Selected passage:
┄┄┄┄┄┄┄┄┄┄

We all met up to take canal tour after Tony, Julia
and I visited the Anne Frank house. The canal tour was alright, but not great. It was a nice diversion from the misty rain. Dinner was at an Argentinian restaurant that we selected randomly walking down the street. Then we wandered through the Red Light District. Honestly, it was a little strange, but not that shocking; most of the women were wearing more in the windows than they would on a local beach. And there were tourists everywhere. We laughed about the fact there were a higher percentage of women walking down the street in the District than we saw at the steak restaurant where we at dinner. There were also fairly respectable bars and restaurants scattered among the sex shops, with clean cut middle age men and women drinking a beer or coffee. My AirBnB host told me the next morning she thought the District "had a very cool vibe" and that Amsterdam was trying to build up the area into an arts scene. Fascinating.

┄┄┄┄┄┄┄┄┄┄

Recorded information:
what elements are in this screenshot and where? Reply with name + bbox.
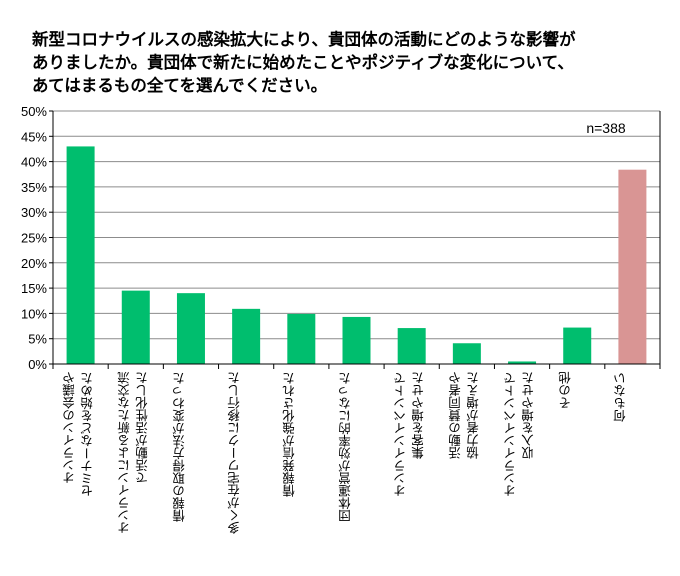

┄┄┄┄┄┄┄┄┄┄

Problems to solve:
1) In the Amsterdam travel account, what did the writer's AirBnB host say Amsterdam was trying to turn the Red Light District into?
2) Continue the Amsterdam travel account from its last sentence onward.

Answers:
1) An arts scene.

2)
Waiting for Julia at the finish line |
The Night Watch The Rijksmuseum has a lot of Rubens |
The next day Tony and I visited the Rijksmuseum while Julie and coworkers ran their 13 miles. We did make it out to cheer her on around mile 10, and congratulated her at the finish line. Her coworker that currently lives in Amsterdam welcomed everybody back at his place after the race, serving lots of goodies, including cliff bars, beer and pizza. It was nice, but surreal to be surrounded by former coworkers in Europe. They are all living and working here now, and still enmeshed in the day to day work struggles. I'm standing on the outside looking in, feeling almost like I never left . . . almost :)
We caught the train back to Antwerp that night so Julia and Lew could go back to work. As for me, I will continue rambling.